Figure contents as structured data
--

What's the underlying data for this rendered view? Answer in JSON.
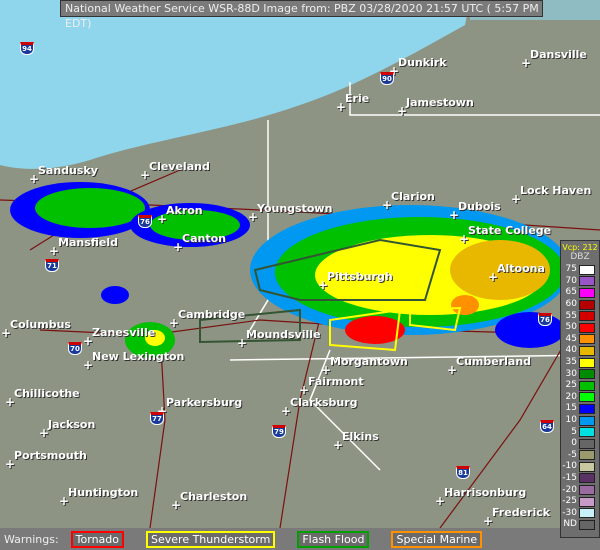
{
  "header": {
    "title": "National Weather Service WSR-88D Image from: PBZ 03/28/2020 21:57 UTC ( 5:57 PM EDT)"
  },
  "legend": {
    "vcp": "Vcp: 212",
    "unit": "DBZ",
    "entries": [
      {
        "label": "75",
        "color": "#ffffff"
      },
      {
        "label": "70",
        "color": "#9955c8"
      },
      {
        "label": "65",
        "color": "#ff00ff"
      },
      {
        "label": "60",
        "color": "#b40000"
      },
      {
        "label": "55",
        "color": "#d40000"
      },
      {
        "label": "50",
        "color": "#ff0000"
      },
      {
        "label": "45",
        "color": "#ff9000"
      },
      {
        "label": "40",
        "color": "#e8b800"
      },
      {
        "label": "35",
        "color": "#ffff00"
      },
      {
        "label": "30",
        "color": "#008c00"
      },
      {
        "label": "25",
        "color": "#00c000"
      },
      {
        "label": "20",
        "color": "#00ff00"
      },
      {
        "label": "15",
        "color": "#0000ff"
      },
      {
        "label": "10",
        "color": "#0098f0"
      },
      {
        "label": "5",
        "color": "#00e0e0"
      },
      {
        "label": "0",
        "color": "#666666"
      },
      {
        "label": "-5",
        "color": "#9a9a6e"
      },
      {
        "label": "-10",
        "color": "#c8c8a0"
      },
      {
        "label": "-15",
        "color": "#5a3266"
      },
      {
        "label": "-20",
        "color": "#9a6aa0"
      },
      {
        "label": "-25",
        "color": "#c89ac8"
      },
      {
        "label": "-30",
        "color": "#c8f0f8"
      },
      {
        "label": "ND",
        "color": "#666666"
      }
    ]
  },
  "warnings": {
    "label": "Warnings:",
    "items": [
      {
        "label": "Tornado",
        "color": "#ff0000"
      },
      {
        "label": "Severe Thunderstorm",
        "color": "#ffff00"
      },
      {
        "label": "Flash Flood",
        "color": "#00a000"
      },
      {
        "label": "Special Marine",
        "color": "#ff9000"
      }
    ]
  },
  "cities": [
    "Dunkirk",
    "Dansville",
    "Erie",
    "Jamestown",
    "Sandusky",
    "Cleveland",
    "Akron",
    "Youngstown",
    "Clarion",
    "Dubois",
    "Lock Haven",
    "Mansfield",
    "Canton",
    "State College",
    "Pittsburgh",
    "Altoona",
    "Columbus",
    "Zanesville",
    "Cambridge",
    "Moundsville",
    "New Lexington",
    "Morgantown",
    "Cumberland",
    "Fairmont",
    "Chillicothe",
    "Parkersburg",
    "Clarksburg",
    "Jackson",
    "Portsmouth",
    "Elkins",
    "Huntington",
    "Charleston",
    "Harrisonburg",
    "Frederick"
  ],
  "interstates": [
    "94",
    "90",
    "76",
    "71",
    "70",
    "77",
    "79",
    "81",
    "64",
    "76"
  ]
}
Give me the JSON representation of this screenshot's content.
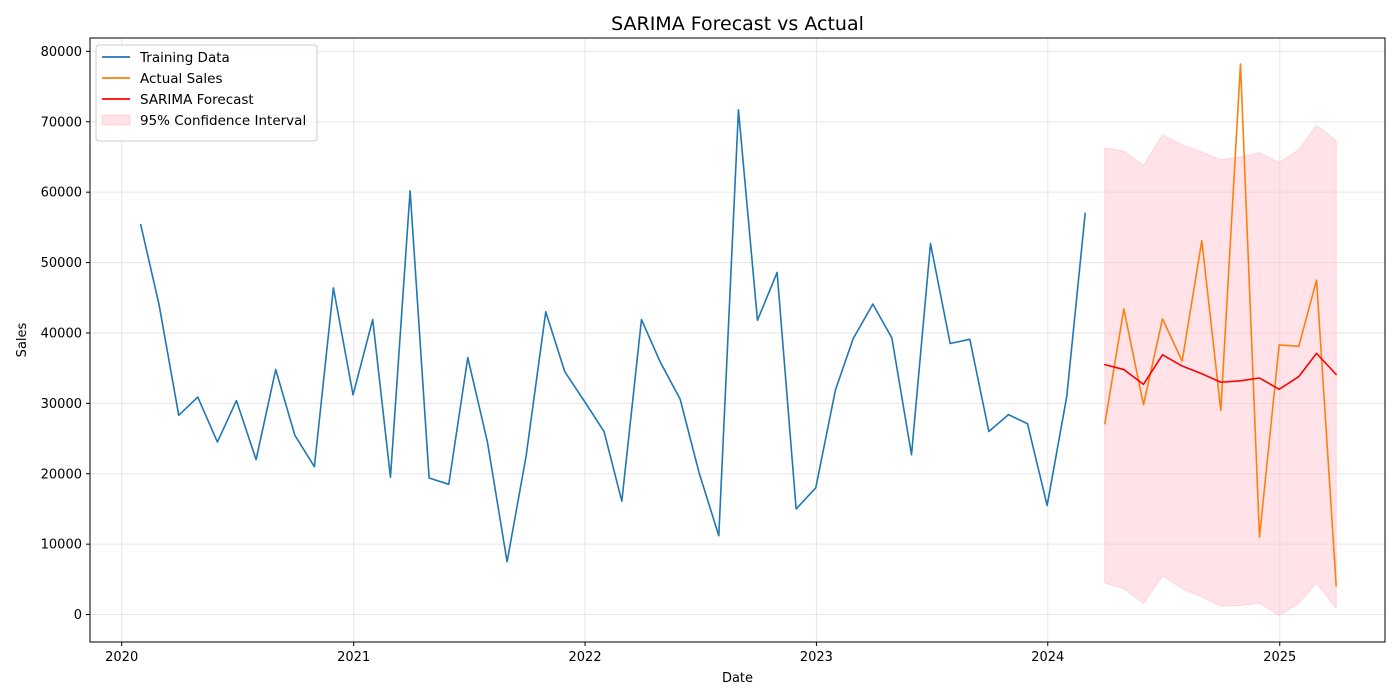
{
  "chart_data": {
    "type": "line",
    "title": "SARIMA Forecast vs Actual",
    "xlabel": "Date",
    "ylabel": "Sales",
    "xlim": [
      "2019-11-12",
      "2025-06-16"
    ],
    "ylim": [
      -3900,
      81900
    ],
    "x_ticks": [
      {
        "date": "2020-01-01",
        "label": "2020"
      },
      {
        "date": "2021-01-01",
        "label": "2021"
      },
      {
        "date": "2022-01-01",
        "label": "2022"
      },
      {
        "date": "2023-01-01",
        "label": "2023"
      },
      {
        "date": "2024-01-01",
        "label": "2024"
      },
      {
        "date": "2025-01-01",
        "label": "2025"
      }
    ],
    "y_ticks": [
      0,
      10000,
      20000,
      30000,
      40000,
      50000,
      60000,
      70000,
      80000
    ],
    "grid": true,
    "legend_position": "top-left",
    "series": [
      {
        "name": "Training Data",
        "kind": "line",
        "color": "#1f77b4",
        "x": [
          "2020-01-31",
          "2020-02-29",
          "2020-03-31",
          "2020-04-30",
          "2020-05-31",
          "2020-06-30",
          "2020-07-31",
          "2020-08-31",
          "2020-09-30",
          "2020-10-31",
          "2020-11-30",
          "2020-12-31",
          "2021-01-31",
          "2021-02-28",
          "2021-03-31",
          "2021-04-30",
          "2021-05-31",
          "2021-06-30",
          "2021-07-31",
          "2021-08-31",
          "2021-09-30",
          "2021-10-31",
          "2021-11-30",
          "2021-12-31",
          "2022-01-31",
          "2022-02-28",
          "2022-03-31",
          "2022-04-30",
          "2022-05-31",
          "2022-06-30",
          "2022-07-31",
          "2022-08-31",
          "2022-09-30",
          "2022-10-31",
          "2022-11-30",
          "2022-12-31",
          "2023-01-31",
          "2023-02-28",
          "2023-03-31",
          "2023-04-30",
          "2023-05-31",
          "2023-06-30",
          "2023-07-31",
          "2023-08-31",
          "2023-09-30",
          "2023-10-31",
          "2023-11-30",
          "2023-12-31",
          "2024-01-31",
          "2024-02-29"
        ],
        "values": [
          55400,
          44000,
          28300,
          30900,
          24500,
          30400,
          22000,
          34800,
          25500,
          21000,
          46400,
          31200,
          41900,
          19500,
          60200,
          19400,
          18500,
          36500,
          24500,
          7500,
          22500,
          43000,
          34500,
          30300,
          26000,
          16100,
          41900,
          35800,
          30600,
          20100,
          11200,
          71700,
          41800,
          48600,
          15000,
          18000,
          31900,
          39200,
          44100,
          39300,
          22700,
          52700,
          38500,
          39100,
          26000,
          28400,
          27100,
          15500,
          31000,
          57000
        ]
      },
      {
        "name": "Actual Sales",
        "kind": "line",
        "color": "#ff7f0e",
        "x": [
          "2024-03-31",
          "2024-04-30",
          "2024-05-31",
          "2024-06-30",
          "2024-07-31",
          "2024-08-31",
          "2024-09-30",
          "2024-10-31",
          "2024-11-30",
          "2024-12-31",
          "2025-01-31",
          "2025-02-28",
          "2025-03-31"
        ],
        "values": [
          27100,
          43400,
          29800,
          42000,
          36000,
          53100,
          29000,
          78200,
          11000,
          38300,
          38100,
          47500,
          4100
        ]
      },
      {
        "name": "SARIMA Forecast",
        "kind": "line",
        "color": "#ff0000",
        "x": [
          "2024-03-31",
          "2024-04-30",
          "2024-05-31",
          "2024-06-30",
          "2024-07-31",
          "2024-08-31",
          "2024-09-30",
          "2024-10-31",
          "2024-11-30",
          "2024-12-31",
          "2025-01-31",
          "2025-02-28",
          "2025-03-31"
        ],
        "values": [
          35500,
          34800,
          32700,
          36900,
          35300,
          34200,
          33000,
          33200,
          33600,
          32000,
          33800,
          37100,
          34100
        ]
      },
      {
        "name": "95% Confidence Interval",
        "kind": "band",
        "color": "#ffc0cb",
        "x": [
          "2024-03-31",
          "2024-04-30",
          "2024-05-31",
          "2024-06-30",
          "2024-07-31",
          "2024-08-31",
          "2024-09-30",
          "2024-10-31",
          "2024-11-30",
          "2024-12-31",
          "2025-01-31",
          "2025-02-28",
          "2025-03-31"
        ],
        "lower": [
          4500,
          3700,
          1600,
          5500,
          3700,
          2500,
          1200,
          1300,
          1600,
          -100,
          1600,
          4500,
          900
        ],
        "upper": [
          66300,
          65800,
          63800,
          68100,
          66700,
          65700,
          64600,
          65000,
          65600,
          64200,
          66000,
          69500,
          67300
        ]
      }
    ]
  }
}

--

WORK TO BE COMPLETED: Give every line back word for word and leave the pictures out.

OUTPUT FOR THIS EXERCISE:
What's the underlying data for this rendered view? Answer in JSON.
{
  "header": {
    "title": "National Weather Service WSR-88D Image from: PBZ 03/28/2020 21:57 UTC ( 5:57 PM EDT)"
  },
  "legend": {
    "vcp": "Vcp: 212",
    "unit": "DBZ",
    "entries": [
      {
        "label": "75",
        "color": "#ffffff"
      },
      {
        "label": "70",
        "color": "#9955c8"
      },
      {
        "label": "65",
        "color": "#ff00ff"
      },
      {
        "label": "60",
        "color": "#b40000"
      },
      {
        "label": "55",
        "color": "#d40000"
      },
      {
        "label": "50",
        "color": "#ff0000"
      },
      {
        "label": "45",
        "color": "#ff9000"
      },
      {
        "label": "40",
        "color": "#e8b800"
      },
      {
        "label": "35",
        "color": "#ffff00"
      },
      {
        "label": "30",
        "color": "#008c00"
      },
      {
        "label": "25",
        "color": "#00c000"
      },
      {
        "label": "20",
        "color": "#00ff00"
      },
      {
        "label": "15",
        "color": "#0000ff"
      },
      {
        "label": "10",
        "color": "#0098f0"
      },
      {
        "label": "5",
        "color": "#00e0e0"
      },
      {
        "label": "0",
        "color": "#666666"
      },
      {
        "label": "-5",
        "color": "#9a9a6e"
      },
      {
        "label": "-10",
        "color": "#c8c8a0"
      },
      {
        "label": "-15",
        "color": "#5a3266"
      },
      {
        "label": "-20",
        "color": "#9a6aa0"
      },
      {
        "label": "-25",
        "color": "#c89ac8"
      },
      {
        "label": "-30",
        "color": "#c8f0f8"
      },
      {
        "label": "ND",
        "color": "#666666"
      }
    ]
  },
  "warnings": {
    "label": "Warnings:",
    "items": [
      {
        "label": "Tornado",
        "color": "#ff0000"
      },
      {
        "label": "Severe Thunderstorm",
        "color": "#ffff00"
      },
      {
        "label": "Flash Flood",
        "color": "#00a000"
      },
      {
        "label": "Special Marine",
        "color": "#ff9000"
      }
    ]
  },
  "cities": [
    "Dunkirk",
    "Dansville",
    "Erie",
    "Jamestown",
    "Sandusky",
    "Cleveland",
    "Akron",
    "Youngstown",
    "Clarion",
    "Dubois",
    "Lock Haven",
    "Mansfield",
    "Canton",
    "State College",
    "Pittsburgh",
    "Altoona",
    "Columbus",
    "Zanesville",
    "Cambridge",
    "Moundsville",
    "New Lexington",
    "Morgantown",
    "Cumberland",
    "Fairmont",
    "Chillicothe",
    "Parkersburg",
    "Clarksburg",
    "Jackson",
    "Portsmouth",
    "Elkins",
    "Huntington",
    "Charleston",
    "Harrisonburg",
    "Frederick"
  ],
  "interstates": [
    "94",
    "90",
    "76",
    "71",
    "70",
    "77",
    "79",
    "81",
    "64",
    "76"
  ]
}
Give me the JSON representation of this screenshot's content.
{
  "chart_data": {
    "type": "line",
    "title": "SARIMA Forecast vs Actual",
    "xlabel": "Date",
    "ylabel": "Sales",
    "xlim": [
      "2019-11-12",
      "2025-06-16"
    ],
    "ylim": [
      -3900,
      81900
    ],
    "x_ticks": [
      {
        "date": "2020-01-01",
        "label": "2020"
      },
      {
        "date": "2021-01-01",
        "label": "2021"
      },
      {
        "date": "2022-01-01",
        "label": "2022"
      },
      {
        "date": "2023-01-01",
        "label": "2023"
      },
      {
        "date": "2024-01-01",
        "label": "2024"
      },
      {
        "date": "2025-01-01",
        "label": "2025"
      }
    ],
    "y_ticks": [
      0,
      10000,
      20000,
      30000,
      40000,
      50000,
      60000,
      70000,
      80000
    ],
    "grid": true,
    "legend_position": "top-left",
    "series": [
      {
        "name": "Training Data",
        "kind": "line",
        "color": "#1f77b4",
        "x": [
          "2020-01-31",
          "2020-02-29",
          "2020-03-31",
          "2020-04-30",
          "2020-05-31",
          "2020-06-30",
          "2020-07-31",
          "2020-08-31",
          "2020-09-30",
          "2020-10-31",
          "2020-11-30",
          "2020-12-31",
          "2021-01-31",
          "2021-02-28",
          "2021-03-31",
          "2021-04-30",
          "2021-05-31",
          "2021-06-30",
          "2021-07-31",
          "2021-08-31",
          "2021-09-30",
          "2021-10-31",
          "2021-11-30",
          "2021-12-31",
          "2022-01-31",
          "2022-02-28",
          "2022-03-31",
          "2022-04-30",
          "2022-05-31",
          "2022-06-30",
          "2022-07-31",
          "2022-08-31",
          "2022-09-30",
          "2022-10-31",
          "2022-11-30",
          "2022-12-31",
          "2023-01-31",
          "2023-02-28",
          "2023-03-31",
          "2023-04-30",
          "2023-05-31",
          "2023-06-30",
          "2023-07-31",
          "2023-08-31",
          "2023-09-30",
          "2023-10-31",
          "2023-11-30",
          "2023-12-31",
          "2024-01-31",
          "2024-02-29"
        ],
        "values": [
          55400,
          44000,
          28300,
          30900,
          24500,
          30400,
          22000,
          34800,
          25500,
          21000,
          46400,
          31200,
          41900,
          19500,
          60200,
          19400,
          18500,
          36500,
          24500,
          7500,
          22500,
          43000,
          34500,
          30300,
          26000,
          16100,
          41900,
          35800,
          30600,
          20100,
          11200,
          71700,
          41800,
          48600,
          15000,
          18000,
          31900,
          39200,
          44100,
          39300,
          22700,
          52700,
          38500,
          39100,
          26000,
          28400,
          27100,
          15500,
          31000,
          57000
        ]
      },
      {
        "name": "Actual Sales",
        "kind": "line",
        "color": "#ff7f0e",
        "x": [
          "2024-03-31",
          "2024-04-30",
          "2024-05-31",
          "2024-06-30",
          "2024-07-31",
          "2024-08-31",
          "2024-09-30",
          "2024-10-31",
          "2024-11-30",
          "2024-12-31",
          "2025-01-31",
          "2025-02-28",
          "2025-03-31"
        ],
        "values": [
          27100,
          43400,
          29800,
          42000,
          36000,
          53100,
          29000,
          78200,
          11000,
          38300,
          38100,
          47500,
          4100
        ]
      },
      {
        "name": "SARIMA Forecast",
        "kind": "line",
        "color": "#ff0000",
        "x": [
          "2024-03-31",
          "2024-04-30",
          "2024-05-31",
          "2024-06-30",
          "2024-07-31",
          "2024-08-31",
          "2024-09-30",
          "2024-10-31",
          "2024-11-30",
          "2024-12-31",
          "2025-01-31",
          "2025-02-28",
          "2025-03-31"
        ],
        "values": [
          35500,
          34800,
          32700,
          36900,
          35300,
          34200,
          33000,
          33200,
          33600,
          32000,
          33800,
          37100,
          34100
        ]
      },
      {
        "name": "95% Confidence Interval",
        "kind": "band",
        "color": "#ffc0cb",
        "x": [
          "2024-03-31",
          "2024-04-30",
          "2024-05-31",
          "2024-06-30",
          "2024-07-31",
          "2024-08-31",
          "2024-09-30",
          "2024-10-31",
          "2024-11-30",
          "2024-12-31",
          "2025-01-31",
          "2025-02-28",
          "2025-03-31"
        ],
        "lower": [
          4500,
          3700,
          1600,
          5500,
          3700,
          2500,
          1200,
          1300,
          1600,
          -100,
          1600,
          4500,
          900
        ],
        "upper": [
          66300,
          65800,
          63800,
          68100,
          66700,
          65700,
          64600,
          65000,
          65600,
          64200,
          66000,
          69500,
          67300
        ]
      }
    ]
  }
}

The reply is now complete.